## BEGIN Supplied material

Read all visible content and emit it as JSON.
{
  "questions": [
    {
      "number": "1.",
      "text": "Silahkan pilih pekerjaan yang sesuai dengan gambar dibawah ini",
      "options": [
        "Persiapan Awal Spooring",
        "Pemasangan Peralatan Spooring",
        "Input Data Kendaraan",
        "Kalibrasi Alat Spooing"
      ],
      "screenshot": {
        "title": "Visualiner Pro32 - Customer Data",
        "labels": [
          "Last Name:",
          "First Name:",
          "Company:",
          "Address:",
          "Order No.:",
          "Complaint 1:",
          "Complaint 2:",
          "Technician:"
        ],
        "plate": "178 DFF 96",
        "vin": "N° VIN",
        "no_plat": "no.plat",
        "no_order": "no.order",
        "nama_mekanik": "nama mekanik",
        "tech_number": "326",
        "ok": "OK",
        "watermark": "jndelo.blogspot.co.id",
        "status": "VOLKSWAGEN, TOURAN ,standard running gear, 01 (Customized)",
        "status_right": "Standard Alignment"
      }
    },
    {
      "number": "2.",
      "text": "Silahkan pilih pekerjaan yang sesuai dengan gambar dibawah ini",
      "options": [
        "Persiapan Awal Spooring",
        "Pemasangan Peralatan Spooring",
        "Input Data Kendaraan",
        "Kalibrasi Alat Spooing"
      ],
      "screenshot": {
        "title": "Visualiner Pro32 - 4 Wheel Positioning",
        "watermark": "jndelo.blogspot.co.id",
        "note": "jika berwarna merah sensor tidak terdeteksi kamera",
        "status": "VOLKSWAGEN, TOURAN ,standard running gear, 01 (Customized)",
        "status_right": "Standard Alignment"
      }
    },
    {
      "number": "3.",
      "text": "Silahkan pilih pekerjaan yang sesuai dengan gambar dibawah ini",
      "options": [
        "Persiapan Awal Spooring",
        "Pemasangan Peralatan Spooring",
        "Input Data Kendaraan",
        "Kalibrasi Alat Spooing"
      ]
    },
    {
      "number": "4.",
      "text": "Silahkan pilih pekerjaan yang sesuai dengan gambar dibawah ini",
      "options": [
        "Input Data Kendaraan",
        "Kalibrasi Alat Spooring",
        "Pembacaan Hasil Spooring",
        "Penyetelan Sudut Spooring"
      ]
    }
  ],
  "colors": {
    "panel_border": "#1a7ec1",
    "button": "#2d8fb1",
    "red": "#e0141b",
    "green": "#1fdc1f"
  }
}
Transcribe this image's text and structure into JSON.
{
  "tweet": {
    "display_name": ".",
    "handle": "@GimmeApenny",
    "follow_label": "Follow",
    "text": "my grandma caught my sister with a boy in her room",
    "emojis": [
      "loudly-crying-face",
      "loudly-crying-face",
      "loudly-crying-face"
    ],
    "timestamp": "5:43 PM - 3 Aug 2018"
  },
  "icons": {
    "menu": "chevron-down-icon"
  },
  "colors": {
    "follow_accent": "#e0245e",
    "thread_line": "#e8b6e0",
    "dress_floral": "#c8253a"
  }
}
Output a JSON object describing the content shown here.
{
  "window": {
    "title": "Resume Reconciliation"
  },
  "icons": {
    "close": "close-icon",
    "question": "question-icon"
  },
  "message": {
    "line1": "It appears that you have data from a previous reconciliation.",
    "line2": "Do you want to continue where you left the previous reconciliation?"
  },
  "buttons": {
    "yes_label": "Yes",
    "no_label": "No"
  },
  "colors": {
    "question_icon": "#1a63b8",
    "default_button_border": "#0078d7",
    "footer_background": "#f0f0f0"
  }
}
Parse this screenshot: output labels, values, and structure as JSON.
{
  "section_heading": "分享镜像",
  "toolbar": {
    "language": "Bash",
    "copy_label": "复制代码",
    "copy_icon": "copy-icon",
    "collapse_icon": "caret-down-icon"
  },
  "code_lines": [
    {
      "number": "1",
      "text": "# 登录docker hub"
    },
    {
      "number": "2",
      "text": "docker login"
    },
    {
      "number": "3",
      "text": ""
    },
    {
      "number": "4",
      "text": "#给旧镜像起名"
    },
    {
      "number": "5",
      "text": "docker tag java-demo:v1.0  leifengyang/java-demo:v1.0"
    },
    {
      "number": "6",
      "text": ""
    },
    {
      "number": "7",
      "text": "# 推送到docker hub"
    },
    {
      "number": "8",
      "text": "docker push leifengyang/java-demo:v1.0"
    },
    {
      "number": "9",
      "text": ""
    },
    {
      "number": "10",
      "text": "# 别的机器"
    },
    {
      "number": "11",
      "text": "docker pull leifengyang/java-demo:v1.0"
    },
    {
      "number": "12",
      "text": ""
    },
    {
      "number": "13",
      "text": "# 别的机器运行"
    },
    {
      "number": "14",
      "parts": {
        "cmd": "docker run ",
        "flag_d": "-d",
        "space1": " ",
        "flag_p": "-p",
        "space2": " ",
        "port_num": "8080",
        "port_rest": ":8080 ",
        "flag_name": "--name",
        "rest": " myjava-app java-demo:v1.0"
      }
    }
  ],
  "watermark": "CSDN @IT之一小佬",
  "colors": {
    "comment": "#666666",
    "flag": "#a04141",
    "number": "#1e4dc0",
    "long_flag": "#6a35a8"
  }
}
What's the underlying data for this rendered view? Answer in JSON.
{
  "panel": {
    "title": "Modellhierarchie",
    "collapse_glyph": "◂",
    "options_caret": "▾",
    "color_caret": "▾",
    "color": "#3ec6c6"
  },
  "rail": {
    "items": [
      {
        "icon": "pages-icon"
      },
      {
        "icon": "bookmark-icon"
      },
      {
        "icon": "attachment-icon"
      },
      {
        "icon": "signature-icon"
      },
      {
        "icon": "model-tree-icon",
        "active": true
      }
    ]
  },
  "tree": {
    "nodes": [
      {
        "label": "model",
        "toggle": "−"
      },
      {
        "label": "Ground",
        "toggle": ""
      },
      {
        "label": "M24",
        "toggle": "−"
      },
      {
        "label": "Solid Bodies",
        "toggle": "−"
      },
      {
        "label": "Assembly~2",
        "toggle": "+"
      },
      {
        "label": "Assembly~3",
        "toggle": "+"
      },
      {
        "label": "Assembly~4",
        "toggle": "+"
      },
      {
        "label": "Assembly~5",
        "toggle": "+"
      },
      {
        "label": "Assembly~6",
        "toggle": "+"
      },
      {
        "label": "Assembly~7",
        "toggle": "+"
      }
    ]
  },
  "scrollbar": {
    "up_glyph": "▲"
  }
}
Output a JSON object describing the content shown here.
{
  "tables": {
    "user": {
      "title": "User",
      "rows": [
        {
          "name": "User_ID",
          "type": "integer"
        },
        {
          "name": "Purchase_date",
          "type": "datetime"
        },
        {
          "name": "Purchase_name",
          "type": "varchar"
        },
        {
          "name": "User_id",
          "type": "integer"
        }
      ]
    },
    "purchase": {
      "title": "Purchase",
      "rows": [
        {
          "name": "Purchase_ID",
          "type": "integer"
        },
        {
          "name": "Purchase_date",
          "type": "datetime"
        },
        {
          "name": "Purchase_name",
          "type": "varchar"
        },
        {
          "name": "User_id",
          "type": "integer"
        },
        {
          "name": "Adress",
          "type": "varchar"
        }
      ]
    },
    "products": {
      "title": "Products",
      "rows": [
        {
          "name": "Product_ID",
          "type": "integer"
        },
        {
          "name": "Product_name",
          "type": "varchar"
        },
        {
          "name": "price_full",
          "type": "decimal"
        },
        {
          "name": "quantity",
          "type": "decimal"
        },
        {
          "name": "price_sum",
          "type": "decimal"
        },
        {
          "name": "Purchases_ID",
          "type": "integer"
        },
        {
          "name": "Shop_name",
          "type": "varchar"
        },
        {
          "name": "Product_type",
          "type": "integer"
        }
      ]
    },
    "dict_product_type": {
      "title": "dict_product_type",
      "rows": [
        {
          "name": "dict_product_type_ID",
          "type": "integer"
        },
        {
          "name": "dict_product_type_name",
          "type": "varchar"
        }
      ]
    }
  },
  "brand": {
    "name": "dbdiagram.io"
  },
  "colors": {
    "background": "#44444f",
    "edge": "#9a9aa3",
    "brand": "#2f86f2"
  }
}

## END Supplied material

Brief —
Lines that hold "this" are the ones to copy; find all of them.

Task output —
Transcribe this image's text and structure into JSON.
Parse this screenshot: output labels, values, and structure as JSON.
What's the underlying data for this rendered view? Answer in JSON.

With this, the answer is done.